» Requirements:
Could you output each line of the data that follows exactly?

Stored data
——————————

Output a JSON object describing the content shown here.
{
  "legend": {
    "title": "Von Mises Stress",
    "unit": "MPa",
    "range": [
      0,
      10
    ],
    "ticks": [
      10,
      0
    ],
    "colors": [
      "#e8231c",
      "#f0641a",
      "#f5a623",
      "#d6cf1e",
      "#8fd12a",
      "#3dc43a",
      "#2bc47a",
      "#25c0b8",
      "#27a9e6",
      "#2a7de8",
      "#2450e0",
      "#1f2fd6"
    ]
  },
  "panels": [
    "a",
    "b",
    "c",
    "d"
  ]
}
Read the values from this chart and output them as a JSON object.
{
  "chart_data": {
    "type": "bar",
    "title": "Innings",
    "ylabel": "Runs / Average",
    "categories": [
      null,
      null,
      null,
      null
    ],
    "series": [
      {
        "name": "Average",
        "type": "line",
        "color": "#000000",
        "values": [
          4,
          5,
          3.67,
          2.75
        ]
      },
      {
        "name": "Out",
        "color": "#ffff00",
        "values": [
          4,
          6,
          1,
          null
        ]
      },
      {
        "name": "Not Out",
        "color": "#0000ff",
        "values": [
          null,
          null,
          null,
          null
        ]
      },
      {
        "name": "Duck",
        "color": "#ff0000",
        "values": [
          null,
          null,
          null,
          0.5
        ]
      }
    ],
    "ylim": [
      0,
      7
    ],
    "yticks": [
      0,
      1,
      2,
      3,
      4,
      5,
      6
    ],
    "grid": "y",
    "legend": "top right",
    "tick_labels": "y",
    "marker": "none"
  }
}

——————————

» Task answer:
Output a JSON object describing the content shown here.
{
  "legend": {
    "title": "Von Mises Stress",
    "unit": "MPa",
    "range": [
      0,
      10
    ],
    "ticks": [
      10,
      0
    ],
    "colors": [
      "#e8231c",
      "#f0641a",
      "#f5a623",
      "#d6cf1e",
      "#8fd12a",
      "#3dc43a",
      "#2bc47a",
      "#25c0b8",
      "#27a9e6",
      "#2a7de8",
      "#2450e0",
      "#1f2fd6"
    ]
  },
  "panels": [
    "a",
    "b",
    "c",
    "d"
  ]
}
Read the values from this chart and output them as a JSON object.
{
  "chart_data": {
    "type": "bar",
    "title": "Innings",
    "ylabel": "Runs / Average",
    "categories": [
      null,
      null,
      null,
      null
    ],
    "series": [
      {
        "name": "Average",
        "type": "line",
        "color": "#000000",
        "values": [
          4,
          5,
          3.67,
          2.75
        ]
      },
      {
        "name": "Out",
        "color": "#ffff00",
        "values": [
          4,
          6,
          1,
          null
        ]
      },
      {
        "name": "Not Out",
        "color": "#0000ff",
        "values": [
          null,
          null,
          null,
          null
        ]
      },
      {
        "name": "Duck",
        "color": "#ff0000",
        "values": [
          null,
          null,
          null,
          0.5
        ]
      }
    ],
    "ylim": [
      0,
      7
    ],
    "yticks": [
      0,
      1,
      2,
      3,
      4,
      5,
      6
    ],
    "grid": "y",
    "legend": "top right",
    "tick_labels": "y",
    "marker": "none"
  }
}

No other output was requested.